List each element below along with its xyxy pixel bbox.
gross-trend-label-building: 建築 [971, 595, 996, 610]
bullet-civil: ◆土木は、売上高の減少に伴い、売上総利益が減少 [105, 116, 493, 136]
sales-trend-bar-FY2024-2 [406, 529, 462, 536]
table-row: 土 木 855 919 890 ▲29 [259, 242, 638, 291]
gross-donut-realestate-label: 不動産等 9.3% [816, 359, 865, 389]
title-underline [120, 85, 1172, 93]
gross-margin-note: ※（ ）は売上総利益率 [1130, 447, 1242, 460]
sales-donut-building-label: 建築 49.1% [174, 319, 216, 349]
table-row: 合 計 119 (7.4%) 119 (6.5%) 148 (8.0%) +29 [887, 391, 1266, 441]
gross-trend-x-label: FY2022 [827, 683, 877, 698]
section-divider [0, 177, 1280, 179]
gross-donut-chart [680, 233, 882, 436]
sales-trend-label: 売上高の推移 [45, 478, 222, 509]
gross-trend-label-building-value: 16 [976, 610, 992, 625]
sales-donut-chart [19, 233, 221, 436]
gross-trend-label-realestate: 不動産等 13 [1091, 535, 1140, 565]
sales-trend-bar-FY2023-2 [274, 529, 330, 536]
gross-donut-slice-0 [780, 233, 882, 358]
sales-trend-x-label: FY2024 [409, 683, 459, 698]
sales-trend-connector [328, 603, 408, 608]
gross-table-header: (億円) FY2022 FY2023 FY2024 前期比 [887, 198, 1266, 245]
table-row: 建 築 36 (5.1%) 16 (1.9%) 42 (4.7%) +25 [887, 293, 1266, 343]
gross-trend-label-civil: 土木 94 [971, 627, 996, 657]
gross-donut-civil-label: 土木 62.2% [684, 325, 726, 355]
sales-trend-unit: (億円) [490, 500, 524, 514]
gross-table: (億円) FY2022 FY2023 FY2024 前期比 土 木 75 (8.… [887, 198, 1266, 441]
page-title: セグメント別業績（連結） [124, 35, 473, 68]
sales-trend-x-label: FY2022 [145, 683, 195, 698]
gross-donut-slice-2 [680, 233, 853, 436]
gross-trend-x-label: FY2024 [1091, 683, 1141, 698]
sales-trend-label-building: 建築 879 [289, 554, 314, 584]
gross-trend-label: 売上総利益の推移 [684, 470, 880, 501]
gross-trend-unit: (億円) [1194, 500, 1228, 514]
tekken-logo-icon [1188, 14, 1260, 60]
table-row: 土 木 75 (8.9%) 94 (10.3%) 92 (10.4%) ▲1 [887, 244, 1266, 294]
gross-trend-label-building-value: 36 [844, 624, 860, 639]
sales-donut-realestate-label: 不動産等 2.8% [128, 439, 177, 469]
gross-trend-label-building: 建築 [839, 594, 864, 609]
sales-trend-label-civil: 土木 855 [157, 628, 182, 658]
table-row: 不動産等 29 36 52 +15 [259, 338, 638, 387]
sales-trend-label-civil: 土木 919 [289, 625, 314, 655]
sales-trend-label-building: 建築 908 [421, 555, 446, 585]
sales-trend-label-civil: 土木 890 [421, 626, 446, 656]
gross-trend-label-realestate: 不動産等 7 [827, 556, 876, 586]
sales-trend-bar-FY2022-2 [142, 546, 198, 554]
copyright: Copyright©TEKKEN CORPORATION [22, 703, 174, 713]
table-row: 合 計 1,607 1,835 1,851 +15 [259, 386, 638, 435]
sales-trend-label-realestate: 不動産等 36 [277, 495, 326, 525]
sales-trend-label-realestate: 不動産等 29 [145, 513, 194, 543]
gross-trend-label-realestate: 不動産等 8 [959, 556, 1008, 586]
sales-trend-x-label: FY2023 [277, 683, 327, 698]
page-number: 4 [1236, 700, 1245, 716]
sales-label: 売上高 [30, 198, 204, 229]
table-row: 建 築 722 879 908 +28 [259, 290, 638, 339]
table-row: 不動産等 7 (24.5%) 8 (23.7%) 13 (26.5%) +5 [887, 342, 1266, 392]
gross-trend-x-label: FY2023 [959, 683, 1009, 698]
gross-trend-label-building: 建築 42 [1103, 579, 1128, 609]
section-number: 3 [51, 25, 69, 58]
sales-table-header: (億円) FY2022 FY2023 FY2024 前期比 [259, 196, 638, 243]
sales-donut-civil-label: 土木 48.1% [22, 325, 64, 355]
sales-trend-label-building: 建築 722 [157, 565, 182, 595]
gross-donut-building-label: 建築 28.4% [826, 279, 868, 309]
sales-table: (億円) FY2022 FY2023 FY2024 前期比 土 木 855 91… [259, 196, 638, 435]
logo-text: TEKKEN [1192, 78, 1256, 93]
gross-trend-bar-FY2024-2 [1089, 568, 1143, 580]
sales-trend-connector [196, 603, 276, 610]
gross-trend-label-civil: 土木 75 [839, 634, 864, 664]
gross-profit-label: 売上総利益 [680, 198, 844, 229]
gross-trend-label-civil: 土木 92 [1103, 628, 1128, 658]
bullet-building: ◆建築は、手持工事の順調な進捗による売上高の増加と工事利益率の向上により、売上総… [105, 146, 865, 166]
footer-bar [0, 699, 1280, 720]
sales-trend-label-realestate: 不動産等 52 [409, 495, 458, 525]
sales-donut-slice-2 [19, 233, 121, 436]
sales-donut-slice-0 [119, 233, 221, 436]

--------

▸ **What you should do**:
Print every line of the material above again, unchanged and in the same order.

▸ **Final result**:
List each element below along with its xyxy pixel bbox.
gross-trend-label-building: 建築 [971, 595, 996, 610]
bullet-civil: ◆土木は、売上高の減少に伴い、売上総利益が減少 [105, 116, 493, 136]
sales-trend-bar-FY2024-2 [406, 529, 462, 536]
table-row: 土 木 855 919 890 ▲29 [259, 242, 638, 291]
gross-donut-realestate-label: 不動産等 9.3% [816, 359, 865, 389]
title-underline [120, 85, 1172, 93]
gross-margin-note: ※（ ）は売上総利益率 [1130, 447, 1242, 460]
sales-donut-building-label: 建築 49.1% [174, 319, 216, 349]
table-row: 合 計 119 (7.4%) 119 (6.5%) 148 (8.0%) +29 [887, 391, 1266, 441]
gross-trend-x-label: FY2022 [827, 683, 877, 698]
section-divider [0, 177, 1280, 179]
gross-donut-chart [680, 233, 882, 436]
sales-trend-label: 売上高の推移 [45, 478, 222, 509]
gross-trend-label-building-value: 16 [976, 610, 992, 625]
sales-donut-chart [19, 233, 221, 436]
gross-trend-label-realestate: 不動産等 13 [1091, 535, 1140, 565]
sales-trend-bar-FY2023-2 [274, 529, 330, 536]
gross-donut-slice-0 [780, 233, 882, 358]
sales-trend-x-label: FY2024 [409, 683, 459, 698]
sales-trend-connector [328, 603, 408, 608]
gross-table-header: (億円) FY2022 FY2023 FY2024 前期比 [887, 198, 1266, 245]
table-row: 建 築 36 (5.1%) 16 (1.9%) 42 (4.7%) +25 [887, 293, 1266, 343]
gross-trend-label-civil: 土木 94 [971, 627, 996, 657]
gross-donut-civil-label: 土木 62.2% [684, 325, 726, 355]
sales-trend-unit: (億円) [490, 500, 524, 514]
gross-table: (億円) FY2022 FY2023 FY2024 前期比 土 木 75 (8.… [887, 198, 1266, 441]
page-title: セグメント別業績（連結） [124, 35, 473, 68]
sales-trend-x-label: FY2022 [145, 683, 195, 698]
gross-donut-slice-2 [680, 233, 853, 436]
gross-trend-x-label: FY2024 [1091, 683, 1141, 698]
sales-trend-label-building: 建築 879 [289, 554, 314, 584]
gross-trend-label: 売上総利益の推移 [684, 470, 880, 501]
gross-trend-unit: (億円) [1194, 500, 1228, 514]
tekken-logo-icon [1188, 14, 1260, 60]
table-row: 土 木 75 (8.9%) 94 (10.3%) 92 (10.4%) ▲1 [887, 244, 1266, 294]
gross-trend-label-building-value: 36 [844, 624, 860, 639]
sales-donut-realestate-label: 不動産等 2.8% [128, 439, 177, 469]
gross-trend-label-building: 建築 [839, 594, 864, 609]
sales-trend-label-civil: 土木 855 [157, 628, 182, 658]
table-row: 不動産等 29 36 52 +15 [259, 338, 638, 387]
sales-trend-label-civil: 土木 919 [289, 625, 314, 655]
sales-trend-label-building: 建築 908 [421, 555, 446, 585]
sales-trend-label-civil: 土木 890 [421, 626, 446, 656]
gross-trend-label-realestate: 不動産等 7 [827, 556, 876, 586]
sales-trend-bar-FY2022-2 [142, 546, 198, 554]
copyright: Copyright©TEKKEN CORPORATION [22, 703, 174, 713]
table-row: 合 計 1,607 1,835 1,851 +15 [259, 386, 638, 435]
sales-trend-label-realestate: 不動産等 36 [277, 495, 326, 525]
sales-trend-label-realestate: 不動産等 29 [145, 513, 194, 543]
gross-trend-label-realestate: 不動産等 8 [959, 556, 1008, 586]
sales-trend-x-label: FY2023 [277, 683, 327, 698]
page-number: 4 [1236, 700, 1245, 716]
sales-label: 売上高 [30, 198, 204, 229]
table-row: 建 築 722 879 908 +28 [259, 290, 638, 339]
table-row: 不動産等 7 (24.5%) 8 (23.7%) 13 (26.5%) +5 [887, 342, 1266, 392]
gross-trend-x-label: FY2023 [959, 683, 1009, 698]
gross-trend-label-building: 建築 42 [1103, 579, 1128, 609]
section-number: 3 [51, 25, 69, 58]
sales-table-header: (億円) FY2022 FY2023 FY2024 前期比 [259, 196, 638, 243]
sales-donut-civil-label: 土木 48.1% [22, 325, 64, 355]
sales-trend-label-building: 建築 722 [157, 565, 182, 595]
gross-donut-building-label: 建築 28.4% [826, 279, 868, 309]
sales-table: (億円) FY2022 FY2023 FY2024 前期比 土 木 855 91… [259, 196, 638, 435]
logo-text: TEKKEN [1192, 78, 1256, 93]
gross-trend-bar-FY2024-2 [1089, 568, 1143, 580]
sales-trend-connector [196, 603, 276, 610]
gross-trend-label-civil: 土木 75 [839, 634, 864, 664]
gross-profit-label: 売上総利益 [680, 198, 844, 229]
gross-trend-label-civil: 土木 92 [1103, 628, 1128, 658]
bullet-building: ◆建築は、手持工事の順調な進捗による売上高の増加と工事利益率の向上により、売上総… [105, 146, 865, 166]
footer-bar [0, 699, 1280, 720]
sales-trend-label-realestate: 不動産等 52 [409, 495, 458, 525]
sales-donut-slice-2 [19, 233, 121, 436]
sales-donut-slice-0 [119, 233, 221, 436]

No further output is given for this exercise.